[Records about charts and figures]
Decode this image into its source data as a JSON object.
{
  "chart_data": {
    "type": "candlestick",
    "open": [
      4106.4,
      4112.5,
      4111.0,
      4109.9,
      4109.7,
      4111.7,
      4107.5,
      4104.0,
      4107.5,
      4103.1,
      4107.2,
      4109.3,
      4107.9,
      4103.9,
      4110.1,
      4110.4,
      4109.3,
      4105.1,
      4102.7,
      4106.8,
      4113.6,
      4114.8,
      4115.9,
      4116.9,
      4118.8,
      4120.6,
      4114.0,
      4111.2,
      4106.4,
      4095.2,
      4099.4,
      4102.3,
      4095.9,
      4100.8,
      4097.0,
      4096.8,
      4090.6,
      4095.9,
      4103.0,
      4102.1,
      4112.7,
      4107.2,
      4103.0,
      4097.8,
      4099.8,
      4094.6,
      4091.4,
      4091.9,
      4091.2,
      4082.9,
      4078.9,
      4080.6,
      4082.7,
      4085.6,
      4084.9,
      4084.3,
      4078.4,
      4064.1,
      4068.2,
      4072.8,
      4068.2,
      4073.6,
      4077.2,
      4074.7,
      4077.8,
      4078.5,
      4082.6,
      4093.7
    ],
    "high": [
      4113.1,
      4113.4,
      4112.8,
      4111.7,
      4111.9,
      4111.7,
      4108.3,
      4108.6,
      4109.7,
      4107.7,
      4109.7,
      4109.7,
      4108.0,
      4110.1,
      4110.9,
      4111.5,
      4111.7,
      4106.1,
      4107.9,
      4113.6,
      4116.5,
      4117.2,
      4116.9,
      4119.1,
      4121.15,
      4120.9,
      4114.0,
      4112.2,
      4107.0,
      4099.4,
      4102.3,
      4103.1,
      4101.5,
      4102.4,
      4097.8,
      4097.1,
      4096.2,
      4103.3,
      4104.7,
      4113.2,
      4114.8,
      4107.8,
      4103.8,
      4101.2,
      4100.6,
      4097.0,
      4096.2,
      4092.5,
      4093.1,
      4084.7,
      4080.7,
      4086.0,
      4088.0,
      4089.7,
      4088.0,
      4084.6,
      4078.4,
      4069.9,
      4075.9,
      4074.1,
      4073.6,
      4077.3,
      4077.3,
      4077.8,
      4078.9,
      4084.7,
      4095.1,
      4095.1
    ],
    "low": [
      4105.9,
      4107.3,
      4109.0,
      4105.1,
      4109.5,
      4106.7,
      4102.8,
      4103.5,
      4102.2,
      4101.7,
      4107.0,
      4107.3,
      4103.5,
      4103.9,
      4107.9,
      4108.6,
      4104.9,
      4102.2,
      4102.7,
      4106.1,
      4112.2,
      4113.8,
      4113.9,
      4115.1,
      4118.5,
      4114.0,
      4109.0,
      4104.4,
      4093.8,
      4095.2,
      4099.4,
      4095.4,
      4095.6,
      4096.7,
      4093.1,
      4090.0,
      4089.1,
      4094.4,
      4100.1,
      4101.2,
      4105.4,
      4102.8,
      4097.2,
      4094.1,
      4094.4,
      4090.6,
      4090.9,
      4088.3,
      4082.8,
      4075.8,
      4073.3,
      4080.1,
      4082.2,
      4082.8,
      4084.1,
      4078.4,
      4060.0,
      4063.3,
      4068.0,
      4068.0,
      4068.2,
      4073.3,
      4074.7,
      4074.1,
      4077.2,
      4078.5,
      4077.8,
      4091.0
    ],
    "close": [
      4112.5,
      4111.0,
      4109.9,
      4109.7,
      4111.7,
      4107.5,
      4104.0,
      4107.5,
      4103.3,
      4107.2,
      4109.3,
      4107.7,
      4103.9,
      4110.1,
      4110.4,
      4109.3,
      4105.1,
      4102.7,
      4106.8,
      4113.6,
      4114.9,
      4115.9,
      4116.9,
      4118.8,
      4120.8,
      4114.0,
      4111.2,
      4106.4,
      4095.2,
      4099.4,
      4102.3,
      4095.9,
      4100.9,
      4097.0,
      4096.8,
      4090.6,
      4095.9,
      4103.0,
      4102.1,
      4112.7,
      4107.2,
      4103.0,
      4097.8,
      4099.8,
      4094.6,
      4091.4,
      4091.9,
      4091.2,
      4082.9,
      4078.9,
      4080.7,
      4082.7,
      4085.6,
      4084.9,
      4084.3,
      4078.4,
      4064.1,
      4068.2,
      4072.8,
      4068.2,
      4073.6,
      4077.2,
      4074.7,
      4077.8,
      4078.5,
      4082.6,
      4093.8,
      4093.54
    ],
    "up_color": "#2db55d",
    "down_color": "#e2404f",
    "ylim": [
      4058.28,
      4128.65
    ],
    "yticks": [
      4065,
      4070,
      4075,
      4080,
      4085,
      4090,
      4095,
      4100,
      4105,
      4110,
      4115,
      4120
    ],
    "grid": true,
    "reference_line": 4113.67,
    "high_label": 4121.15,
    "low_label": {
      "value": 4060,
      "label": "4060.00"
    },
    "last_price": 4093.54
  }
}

● **GIVEN INSTRUCTION**
Quote the data in full, keeping each word unchanged.

● **WORKED ANSWER**
Decode this image into its source data as a JSON object.
{
  "chart_data": {
    "type": "candlestick",
    "open": [
      4106.4,
      4112.5,
      4111.0,
      4109.9,
      4109.7,
      4111.7,
      4107.5,
      4104.0,
      4107.5,
      4103.1,
      4107.2,
      4109.3,
      4107.9,
      4103.9,
      4110.1,
      4110.4,
      4109.3,
      4105.1,
      4102.7,
      4106.8,
      4113.6,
      4114.8,
      4115.9,
      4116.9,
      4118.8,
      4120.6,
      4114.0,
      4111.2,
      4106.4,
      4095.2,
      4099.4,
      4102.3,
      4095.9,
      4100.8,
      4097.0,
      4096.8,
      4090.6,
      4095.9,
      4103.0,
      4102.1,
      4112.7,
      4107.2,
      4103.0,
      4097.8,
      4099.8,
      4094.6,
      4091.4,
      4091.9,
      4091.2,
      4082.9,
      4078.9,
      4080.6,
      4082.7,
      4085.6,
      4084.9,
      4084.3,
      4078.4,
      4064.1,
      4068.2,
      4072.8,
      4068.2,
      4073.6,
      4077.2,
      4074.7,
      4077.8,
      4078.5,
      4082.6,
      4093.7
    ],
    "high": [
      4113.1,
      4113.4,
      4112.8,
      4111.7,
      4111.9,
      4111.7,
      4108.3,
      4108.6,
      4109.7,
      4107.7,
      4109.7,
      4109.7,
      4108.0,
      4110.1,
      4110.9,
      4111.5,
      4111.7,
      4106.1,
      4107.9,
      4113.6,
      4116.5,
      4117.2,
      4116.9,
      4119.1,
      4121.15,
      4120.9,
      4114.0,
      4112.2,
      4107.0,
      4099.4,
      4102.3,
      4103.1,
      4101.5,
      4102.4,
      4097.8,
      4097.1,
      4096.2,
      4103.3,
      4104.7,
      4113.2,
      4114.8,
      4107.8,
      4103.8,
      4101.2,
      4100.6,
      4097.0,
      4096.2,
      4092.5,
      4093.1,
      4084.7,
      4080.7,
      4086.0,
      4088.0,
      4089.7,
      4088.0,
      4084.6,
      4078.4,
      4069.9,
      4075.9,
      4074.1,
      4073.6,
      4077.3,
      4077.3,
      4077.8,
      4078.9,
      4084.7,
      4095.1,
      4095.1
    ],
    "low": [
      4105.9,
      4107.3,
      4109.0,
      4105.1,
      4109.5,
      4106.7,
      4102.8,
      4103.5,
      4102.2,
      4101.7,
      4107.0,
      4107.3,
      4103.5,
      4103.9,
      4107.9,
      4108.6,
      4104.9,
      4102.2,
      4102.7,
      4106.1,
      4112.2,
      4113.8,
      4113.9,
      4115.1,
      4118.5,
      4114.0,
      4109.0,
      4104.4,
      4093.8,
      4095.2,
      4099.4,
      4095.4,
      4095.6,
      4096.7,
      4093.1,
      4090.0,
      4089.1,
      4094.4,
      4100.1,
      4101.2,
      4105.4,
      4102.8,
      4097.2,
      4094.1,
      4094.4,
      4090.6,
      4090.9,
      4088.3,
      4082.8,
      4075.8,
      4073.3,
      4080.1,
      4082.2,
      4082.8,
      4084.1,
      4078.4,
      4060.0,
      4063.3,
      4068.0,
      4068.0,
      4068.2,
      4073.3,
      4074.7,
      4074.1,
      4077.2,
      4078.5,
      4077.8,
      4091.0
    ],
    "close": [
      4112.5,
      4111.0,
      4109.9,
      4109.7,
      4111.7,
      4107.5,
      4104.0,
      4107.5,
      4103.3,
      4107.2,
      4109.3,
      4107.7,
      4103.9,
      4110.1,
      4110.4,
      4109.3,
      4105.1,
      4102.7,
      4106.8,
      4113.6,
      4114.9,
      4115.9,
      4116.9,
      4118.8,
      4120.8,
      4114.0,
      4111.2,
      4106.4,
      4095.2,
      4099.4,
      4102.3,
      4095.9,
      4100.9,
      4097.0,
      4096.8,
      4090.6,
      4095.9,
      4103.0,
      4102.1,
      4112.7,
      4107.2,
      4103.0,
      4097.8,
      4099.8,
      4094.6,
      4091.4,
      4091.9,
      4091.2,
      4082.9,
      4078.9,
      4080.7,
      4082.7,
      4085.6,
      4084.9,
      4084.3,
      4078.4,
      4064.1,
      4068.2,
      4072.8,
      4068.2,
      4073.6,
      4077.2,
      4074.7,
      4077.8,
      4078.5,
      4082.6,
      4093.8,
      4093.54
    ],
    "up_color": "#2db55d",
    "down_color": "#e2404f",
    "ylim": [
      4058.28,
      4128.65
    ],
    "yticks": [
      4065,
      4070,
      4075,
      4080,
      4085,
      4090,
      4095,
      4100,
      4105,
      4110,
      4115,
      4120
    ],
    "grid": true,
    "reference_line": 4113.67,
    "high_label": 4121.15,
    "low_label": {
      "value": 4060,
      "label": "4060.00"
    },
    "last_price": 4093.54
  }
}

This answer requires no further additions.